Data items:
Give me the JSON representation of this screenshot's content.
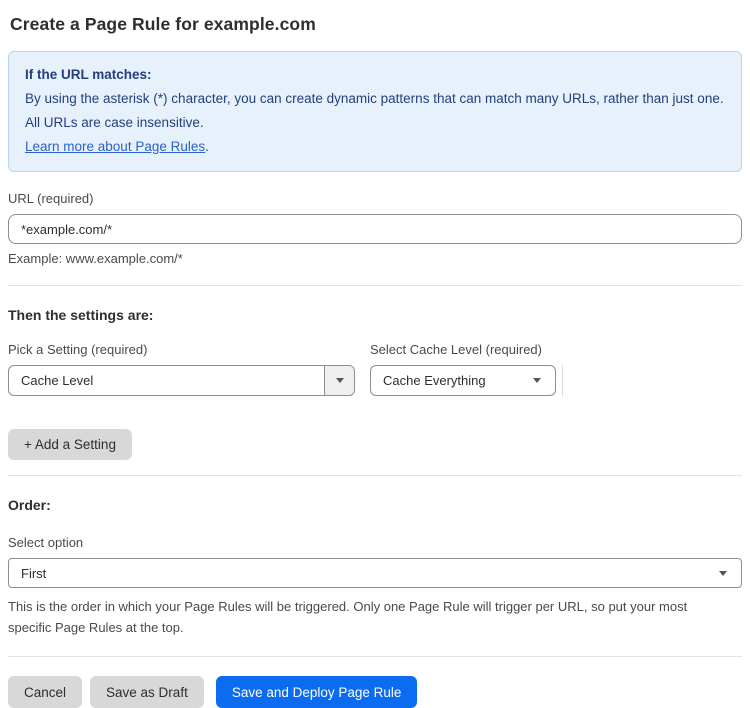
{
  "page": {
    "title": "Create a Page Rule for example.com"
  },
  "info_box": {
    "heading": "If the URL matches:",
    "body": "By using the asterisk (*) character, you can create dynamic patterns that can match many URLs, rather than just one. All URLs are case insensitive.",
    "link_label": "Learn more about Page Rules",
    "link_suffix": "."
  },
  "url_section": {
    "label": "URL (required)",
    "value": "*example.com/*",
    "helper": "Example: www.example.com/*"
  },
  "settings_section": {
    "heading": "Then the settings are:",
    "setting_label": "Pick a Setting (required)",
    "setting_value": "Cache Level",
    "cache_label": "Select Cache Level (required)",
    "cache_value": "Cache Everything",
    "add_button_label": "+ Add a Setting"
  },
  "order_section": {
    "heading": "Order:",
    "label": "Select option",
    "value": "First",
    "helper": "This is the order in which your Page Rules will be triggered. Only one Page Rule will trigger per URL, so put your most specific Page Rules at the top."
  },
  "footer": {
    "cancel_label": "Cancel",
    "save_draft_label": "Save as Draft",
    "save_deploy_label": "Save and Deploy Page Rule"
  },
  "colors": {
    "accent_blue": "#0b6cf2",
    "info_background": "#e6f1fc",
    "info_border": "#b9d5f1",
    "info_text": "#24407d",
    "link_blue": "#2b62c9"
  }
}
---
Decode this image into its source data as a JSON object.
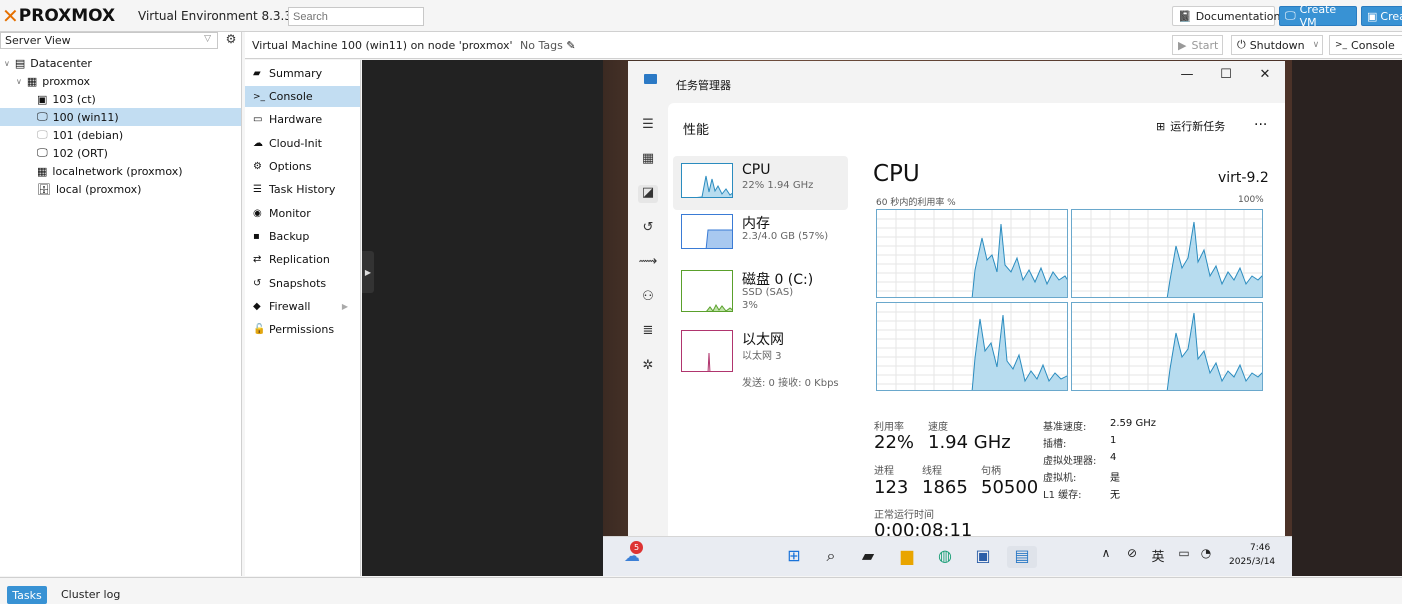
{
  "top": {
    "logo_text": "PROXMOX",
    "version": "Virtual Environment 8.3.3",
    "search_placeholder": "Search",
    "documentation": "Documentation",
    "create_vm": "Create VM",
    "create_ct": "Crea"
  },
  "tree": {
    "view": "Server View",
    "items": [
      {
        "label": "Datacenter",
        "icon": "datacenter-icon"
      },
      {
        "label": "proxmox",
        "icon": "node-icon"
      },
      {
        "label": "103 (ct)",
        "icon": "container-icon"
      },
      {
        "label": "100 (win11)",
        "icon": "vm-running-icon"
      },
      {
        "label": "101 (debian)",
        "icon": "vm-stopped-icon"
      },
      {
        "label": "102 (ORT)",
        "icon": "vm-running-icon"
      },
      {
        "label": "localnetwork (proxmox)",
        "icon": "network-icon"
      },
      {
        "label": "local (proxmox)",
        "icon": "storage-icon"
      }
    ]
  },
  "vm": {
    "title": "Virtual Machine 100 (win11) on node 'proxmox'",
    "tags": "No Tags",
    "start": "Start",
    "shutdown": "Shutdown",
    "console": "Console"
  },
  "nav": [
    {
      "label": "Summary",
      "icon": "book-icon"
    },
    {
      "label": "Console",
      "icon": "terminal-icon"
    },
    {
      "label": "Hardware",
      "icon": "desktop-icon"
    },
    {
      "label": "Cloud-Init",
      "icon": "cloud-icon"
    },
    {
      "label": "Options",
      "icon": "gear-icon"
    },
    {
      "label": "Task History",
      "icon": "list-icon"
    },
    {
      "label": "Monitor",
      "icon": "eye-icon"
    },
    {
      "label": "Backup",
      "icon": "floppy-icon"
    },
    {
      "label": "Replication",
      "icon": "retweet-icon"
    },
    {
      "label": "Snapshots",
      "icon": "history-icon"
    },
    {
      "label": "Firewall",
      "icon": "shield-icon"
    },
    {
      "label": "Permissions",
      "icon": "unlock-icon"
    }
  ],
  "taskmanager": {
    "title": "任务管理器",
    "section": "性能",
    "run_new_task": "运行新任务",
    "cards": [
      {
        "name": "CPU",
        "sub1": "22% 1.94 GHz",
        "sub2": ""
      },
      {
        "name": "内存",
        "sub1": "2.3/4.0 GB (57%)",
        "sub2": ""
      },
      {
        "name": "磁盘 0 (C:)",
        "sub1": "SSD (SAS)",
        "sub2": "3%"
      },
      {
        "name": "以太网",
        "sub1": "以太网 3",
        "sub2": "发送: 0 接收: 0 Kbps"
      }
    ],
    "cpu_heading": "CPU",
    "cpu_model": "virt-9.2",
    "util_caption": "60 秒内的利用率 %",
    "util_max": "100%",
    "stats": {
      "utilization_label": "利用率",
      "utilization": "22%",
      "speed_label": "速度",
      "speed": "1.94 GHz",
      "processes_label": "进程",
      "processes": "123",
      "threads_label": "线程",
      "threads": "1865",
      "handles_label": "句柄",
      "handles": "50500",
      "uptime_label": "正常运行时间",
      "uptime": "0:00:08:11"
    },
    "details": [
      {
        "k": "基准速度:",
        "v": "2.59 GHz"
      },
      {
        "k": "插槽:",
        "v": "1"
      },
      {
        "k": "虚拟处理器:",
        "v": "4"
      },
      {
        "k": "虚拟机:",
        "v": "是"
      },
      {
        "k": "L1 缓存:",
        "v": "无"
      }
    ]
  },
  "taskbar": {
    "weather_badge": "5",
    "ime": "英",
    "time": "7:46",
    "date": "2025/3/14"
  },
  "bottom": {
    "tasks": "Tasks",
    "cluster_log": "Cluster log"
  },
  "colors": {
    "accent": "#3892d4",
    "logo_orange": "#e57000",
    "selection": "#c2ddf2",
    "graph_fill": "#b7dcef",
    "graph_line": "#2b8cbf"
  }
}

• **Exercise aim**: Filter out all lines lacking the word "JSON" and copy the rest.

• **Correct output**:
Give me the JSON representation of this screenshot's content.
Decode this image into its source data as a JSON object.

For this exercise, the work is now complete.